Instructions for the task:
Copy each line that holds "with".

Entries provided:
━━━━━━━━

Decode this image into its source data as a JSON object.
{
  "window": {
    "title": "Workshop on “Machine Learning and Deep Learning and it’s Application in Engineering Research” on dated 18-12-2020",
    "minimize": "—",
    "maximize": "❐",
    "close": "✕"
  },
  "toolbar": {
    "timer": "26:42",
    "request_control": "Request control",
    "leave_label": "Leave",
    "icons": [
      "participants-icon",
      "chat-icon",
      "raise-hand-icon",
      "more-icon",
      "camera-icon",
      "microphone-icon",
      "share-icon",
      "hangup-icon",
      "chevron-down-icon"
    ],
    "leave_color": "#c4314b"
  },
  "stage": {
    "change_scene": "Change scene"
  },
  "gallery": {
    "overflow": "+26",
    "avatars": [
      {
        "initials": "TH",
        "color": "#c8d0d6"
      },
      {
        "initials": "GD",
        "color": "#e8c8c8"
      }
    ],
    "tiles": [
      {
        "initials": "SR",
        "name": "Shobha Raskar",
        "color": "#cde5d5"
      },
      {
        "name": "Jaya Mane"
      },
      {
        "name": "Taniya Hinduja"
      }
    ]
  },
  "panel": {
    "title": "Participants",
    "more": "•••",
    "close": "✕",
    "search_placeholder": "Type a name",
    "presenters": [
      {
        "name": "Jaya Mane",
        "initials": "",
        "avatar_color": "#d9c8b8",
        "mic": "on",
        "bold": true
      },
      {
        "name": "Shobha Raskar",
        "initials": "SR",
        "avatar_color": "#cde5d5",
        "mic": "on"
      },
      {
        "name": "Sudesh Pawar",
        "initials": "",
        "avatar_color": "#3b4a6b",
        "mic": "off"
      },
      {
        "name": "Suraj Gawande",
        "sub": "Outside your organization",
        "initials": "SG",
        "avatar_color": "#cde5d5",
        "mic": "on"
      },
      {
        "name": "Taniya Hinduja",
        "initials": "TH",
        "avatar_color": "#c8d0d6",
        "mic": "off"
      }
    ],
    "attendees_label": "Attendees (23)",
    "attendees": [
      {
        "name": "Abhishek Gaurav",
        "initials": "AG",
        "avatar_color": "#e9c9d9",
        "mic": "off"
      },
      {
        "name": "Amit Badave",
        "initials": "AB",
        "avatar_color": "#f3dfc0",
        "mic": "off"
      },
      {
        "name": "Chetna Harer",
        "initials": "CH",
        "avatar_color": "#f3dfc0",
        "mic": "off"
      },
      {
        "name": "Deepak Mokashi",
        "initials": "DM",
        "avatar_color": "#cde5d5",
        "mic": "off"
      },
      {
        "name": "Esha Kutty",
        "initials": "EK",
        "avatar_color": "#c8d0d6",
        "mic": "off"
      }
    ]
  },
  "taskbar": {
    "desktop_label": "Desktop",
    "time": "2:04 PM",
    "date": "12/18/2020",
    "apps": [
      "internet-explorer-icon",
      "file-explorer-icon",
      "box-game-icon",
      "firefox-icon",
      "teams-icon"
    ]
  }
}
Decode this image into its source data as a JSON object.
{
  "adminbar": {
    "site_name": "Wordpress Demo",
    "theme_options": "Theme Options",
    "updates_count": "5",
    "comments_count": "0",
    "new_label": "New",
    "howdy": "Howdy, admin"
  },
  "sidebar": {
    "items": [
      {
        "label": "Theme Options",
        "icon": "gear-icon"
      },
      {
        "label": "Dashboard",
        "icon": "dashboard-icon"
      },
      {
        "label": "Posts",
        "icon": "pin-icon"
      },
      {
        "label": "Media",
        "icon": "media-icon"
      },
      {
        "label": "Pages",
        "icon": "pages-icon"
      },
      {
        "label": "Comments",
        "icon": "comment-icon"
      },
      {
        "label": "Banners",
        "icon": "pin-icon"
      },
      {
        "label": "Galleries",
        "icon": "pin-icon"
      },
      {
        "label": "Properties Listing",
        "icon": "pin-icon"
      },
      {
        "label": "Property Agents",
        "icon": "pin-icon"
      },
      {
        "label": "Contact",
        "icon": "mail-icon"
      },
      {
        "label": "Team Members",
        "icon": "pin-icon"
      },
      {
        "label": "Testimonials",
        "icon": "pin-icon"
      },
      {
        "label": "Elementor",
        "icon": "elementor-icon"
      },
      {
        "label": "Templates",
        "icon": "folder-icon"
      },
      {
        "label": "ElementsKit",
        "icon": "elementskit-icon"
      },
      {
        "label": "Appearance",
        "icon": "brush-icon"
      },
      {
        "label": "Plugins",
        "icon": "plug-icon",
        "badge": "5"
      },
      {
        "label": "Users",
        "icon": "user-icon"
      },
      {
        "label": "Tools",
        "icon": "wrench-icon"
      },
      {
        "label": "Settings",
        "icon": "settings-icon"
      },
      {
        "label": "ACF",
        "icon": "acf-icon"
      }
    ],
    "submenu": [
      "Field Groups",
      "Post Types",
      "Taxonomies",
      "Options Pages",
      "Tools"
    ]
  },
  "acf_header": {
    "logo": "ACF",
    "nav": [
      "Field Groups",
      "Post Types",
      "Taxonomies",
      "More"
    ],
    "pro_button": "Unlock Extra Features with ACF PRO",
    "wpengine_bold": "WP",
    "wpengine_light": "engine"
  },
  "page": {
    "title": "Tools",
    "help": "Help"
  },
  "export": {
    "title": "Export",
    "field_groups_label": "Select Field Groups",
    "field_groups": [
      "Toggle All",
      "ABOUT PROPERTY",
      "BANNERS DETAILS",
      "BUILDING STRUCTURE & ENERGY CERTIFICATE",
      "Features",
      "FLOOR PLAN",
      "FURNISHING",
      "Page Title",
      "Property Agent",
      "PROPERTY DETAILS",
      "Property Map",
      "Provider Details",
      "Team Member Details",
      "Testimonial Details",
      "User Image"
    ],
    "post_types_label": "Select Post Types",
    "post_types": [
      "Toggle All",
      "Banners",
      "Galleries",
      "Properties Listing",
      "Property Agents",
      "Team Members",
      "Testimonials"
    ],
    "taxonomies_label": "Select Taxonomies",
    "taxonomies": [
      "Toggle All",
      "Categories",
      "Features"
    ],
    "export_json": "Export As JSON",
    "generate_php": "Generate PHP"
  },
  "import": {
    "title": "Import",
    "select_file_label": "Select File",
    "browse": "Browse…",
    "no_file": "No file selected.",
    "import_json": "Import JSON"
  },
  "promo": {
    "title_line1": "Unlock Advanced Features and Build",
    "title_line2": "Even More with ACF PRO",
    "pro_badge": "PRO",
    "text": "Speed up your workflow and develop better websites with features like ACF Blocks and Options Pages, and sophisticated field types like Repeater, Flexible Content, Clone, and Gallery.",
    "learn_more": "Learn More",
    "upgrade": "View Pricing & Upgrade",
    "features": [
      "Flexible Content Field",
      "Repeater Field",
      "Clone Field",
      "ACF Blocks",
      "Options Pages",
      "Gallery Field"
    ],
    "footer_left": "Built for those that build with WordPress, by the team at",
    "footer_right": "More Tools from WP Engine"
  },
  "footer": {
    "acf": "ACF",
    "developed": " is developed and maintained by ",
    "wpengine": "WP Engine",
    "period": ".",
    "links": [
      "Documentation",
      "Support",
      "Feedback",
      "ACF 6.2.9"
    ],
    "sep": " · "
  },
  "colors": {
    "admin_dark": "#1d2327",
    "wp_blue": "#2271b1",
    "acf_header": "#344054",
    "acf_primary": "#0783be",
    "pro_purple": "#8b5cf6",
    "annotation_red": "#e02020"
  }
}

━━━━━━━━

Output below:
    "pro_button": "Unlock Extra Features with ACF PRO",
    "title_line2": "Even More with ACF PRO",
    "text": "Speed up your workflow and develop better websites with features like ACF Blocks and Options Pages, and sophisticated field types like Repeater, Flexible Content, Clone, and Gallery.",
    "footer_left": "Built for those that build with WordPress, by the team at",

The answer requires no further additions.